Problem to work on :: Collect every line that includes the string "popout".

Extracted entries ::
______________________________

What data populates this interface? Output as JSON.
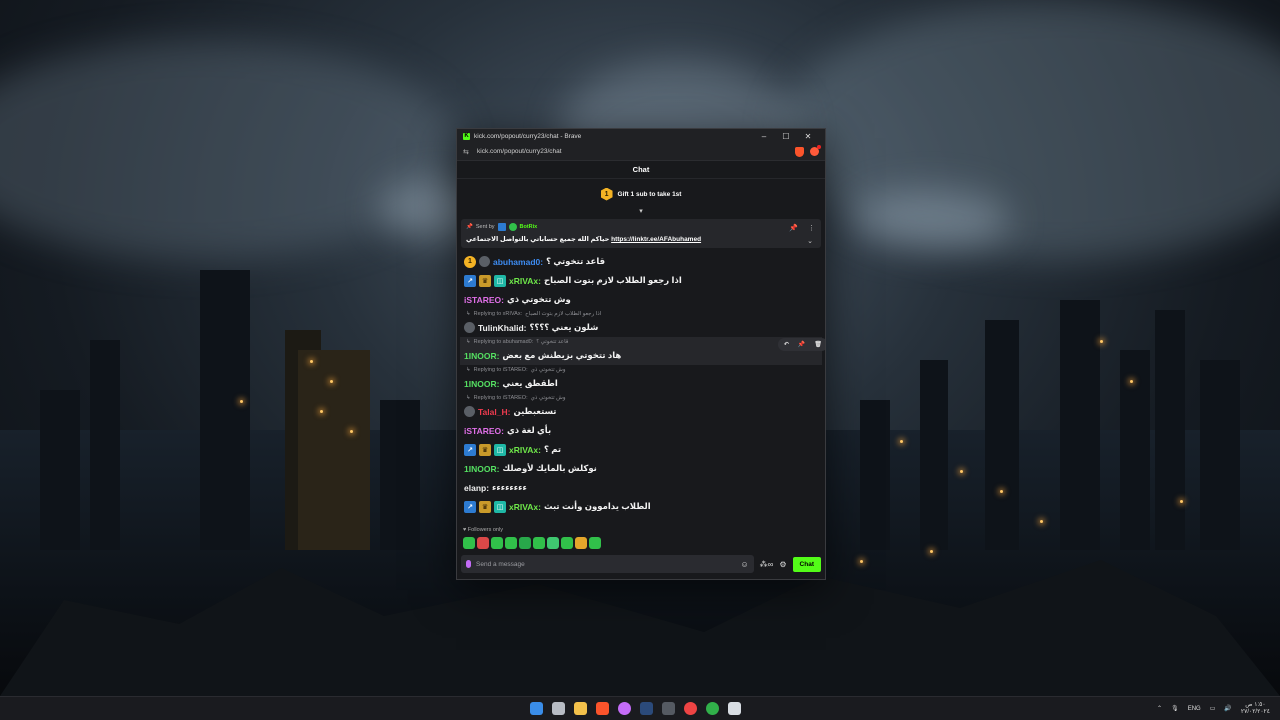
{
  "window": {
    "title": "kick.com/popout/curry23/chat - Brave",
    "url": "kick.com/popout/curry23/chat",
    "controls": {
      "minimize": "–",
      "maximize": "☐",
      "close": "✕"
    }
  },
  "chat": {
    "header": "Chat",
    "gift": {
      "badge": "1",
      "text": "Gift 1 sub to take 1st"
    },
    "pinned": {
      "sent_by": "Sent by",
      "bot_name": "BotRix",
      "message": "حياكم الله جميع حساباتي بالتواصل الاجتماعي",
      "link": "https://linktr.ee/AFAbuhamed"
    },
    "messages": [
      {
        "type": "sub",
        "user": "abuhamad0:",
        "text": "قاعد تتخوتي ؟",
        "color": "u-blue"
      },
      {
        "type": "badges3",
        "user": "xRIVAx:",
        "text": "اذا رجعو الطلاب لازم بتوت الصباح",
        "color": "u-lime"
      },
      {
        "type": "plain",
        "user": "iSTAREO:",
        "text": "وش تتخوتي ذي",
        "color": "u-pink"
      },
      {
        "type": "reply",
        "reply_to": "Replying to xRIVAx:",
        "reply_text": "اذا رجعو الطلاب لازم بتوت الصباح",
        "user": "TulinKhalid:",
        "text": "شلون يعني ؟؟؟؟",
        "color": "u-white"
      },
      {
        "type": "reply-hl",
        "reply_to": "Replying to abuhamad0:",
        "reply_text": "قاعد تتخوتي ؟",
        "user": "1INOOR:",
        "text": "هاد تتخوتي بزيطنش مع بعض",
        "color": "u-green"
      },
      {
        "type": "reply",
        "reply_to": "Replying to iSTAREO:",
        "reply_text": "وش تتخوتي ذي",
        "user": "1INOOR:",
        "text": "اطقطق يعني",
        "color": "u-green"
      },
      {
        "type": "reply",
        "reply_to": "Replying to iSTAREO:",
        "reply_text": "وش تتخوتي ذي",
        "user": "Talal_H:",
        "text": "تستعبطين",
        "color": "u-red"
      },
      {
        "type": "plain",
        "user": "iSTAREO:",
        "text": "بأي لغة ذي",
        "color": "u-pink"
      },
      {
        "type": "badges3",
        "user": "xRIVAx:",
        "text": "تم ؟",
        "color": "u-lime"
      },
      {
        "type": "plain",
        "user": "1INOOR:",
        "text": "نوكلش بالمايك لأوصلك",
        "color": "u-green"
      },
      {
        "type": "plain",
        "user": "elanp:",
        "text": "ءءءءءءءء",
        "color": "u-white"
      },
      {
        "type": "badges3",
        "user": "xRIVAx:",
        "text": "الطلاب يداموون وأنت تبث",
        "color": "u-lime"
      }
    ],
    "followers_only": "Followers only",
    "input_placeholder": "Send a message",
    "send_label": "Chat"
  },
  "taskbar": {
    "lang": "ENG",
    "time": "١:٥٠ ص",
    "date": "٢٧/٠٢/٢٠٢٤"
  }
}
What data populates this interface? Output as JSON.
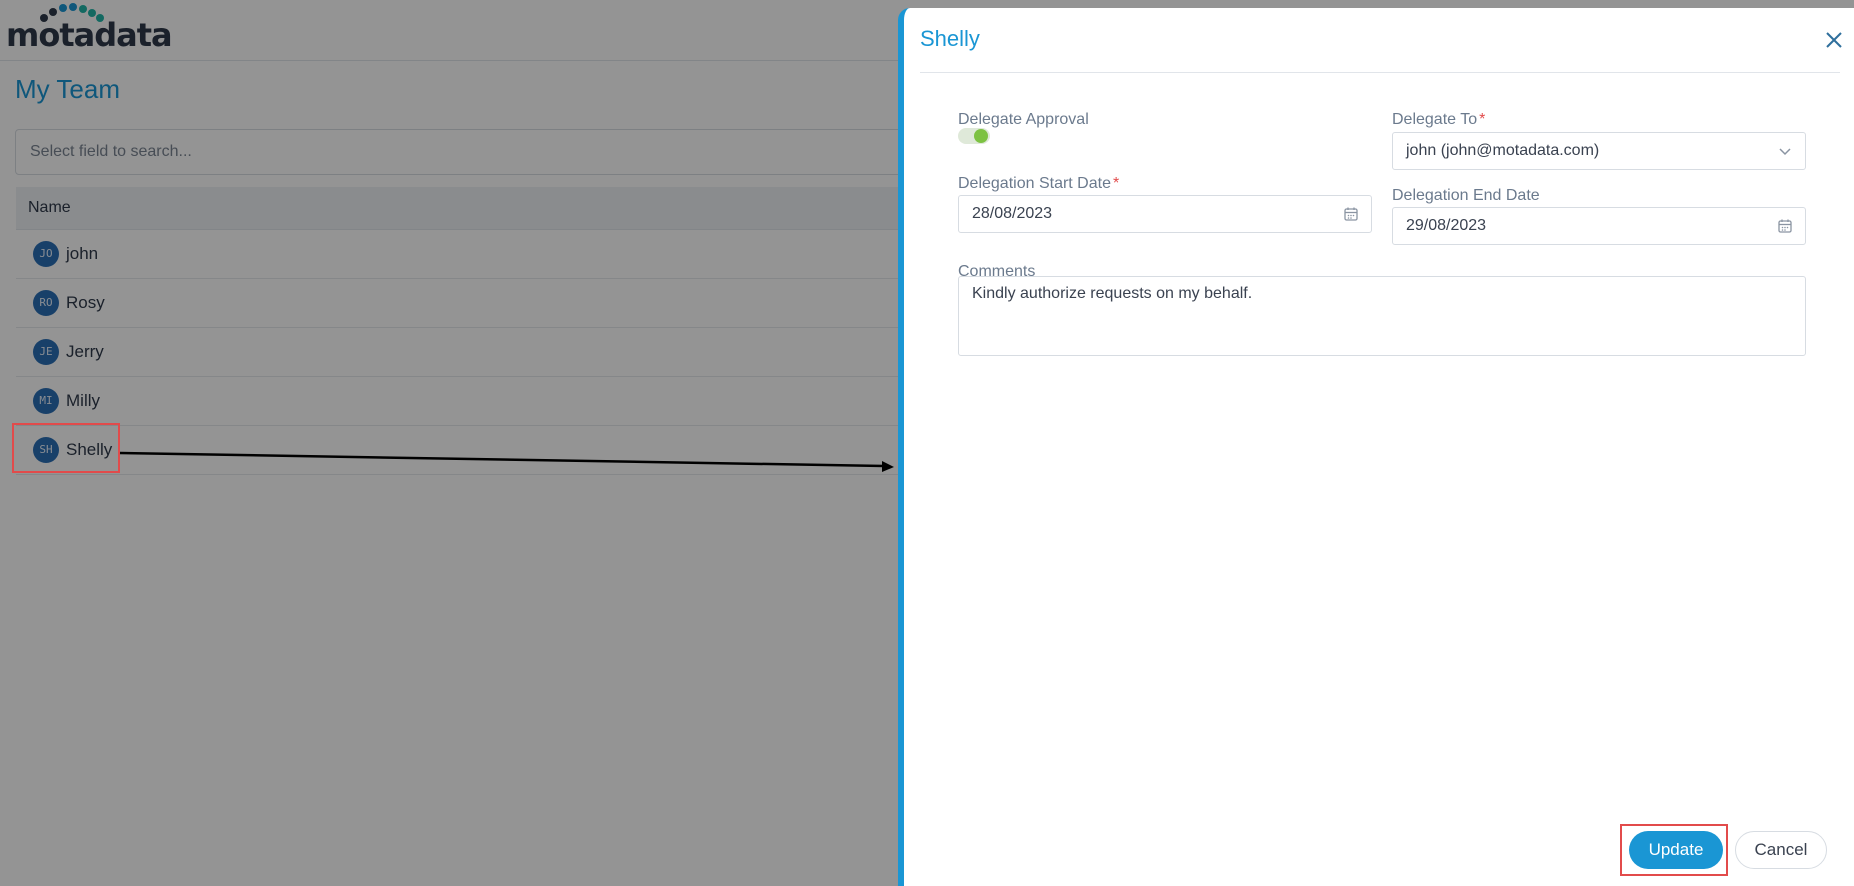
{
  "app": {
    "logo_text": "motadata"
  },
  "page": {
    "title": "My Team",
    "search_placeholder": "Select field to search..."
  },
  "table": {
    "column_name": "Name",
    "rows": [
      {
        "initials": "JO",
        "name": "john"
      },
      {
        "initials": "RO",
        "name": "Rosy"
      },
      {
        "initials": "JE",
        "name": "Jerry"
      },
      {
        "initials": "MI",
        "name": "Milly"
      },
      {
        "initials": "SH",
        "name": "Shelly"
      }
    ]
  },
  "drawer": {
    "title": "Shelly",
    "delegate_approval_label": "Delegate Approval",
    "delegate_approval_enabled": true,
    "delegate_to_label": "Delegate To",
    "delegate_to_value": "john (john@motadata.com)",
    "start_date_label": "Delegation Start Date",
    "start_date_value": "28/08/2023",
    "end_date_label": "Delegation End Date",
    "end_date_value": "29/08/2023",
    "comments_label": "Comments",
    "comments_value": "Kindly authorize requests on my behalf.",
    "required_marker": "*",
    "update_label": "Update",
    "cancel_label": "Cancel"
  },
  "colors": {
    "accent": "#1a96d4",
    "highlight": "#e24b4b",
    "toggle_on": "#7dc242",
    "avatar": "#2a6fb6"
  },
  "icons": [
    "close-icon",
    "calendar-icon",
    "chevron-down-icon"
  ]
}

______________________________

Written solution ::
    "title": "kick.com/popout/curry23/chat - Brave",
    "url": "kick.com/popout/curry23/chat",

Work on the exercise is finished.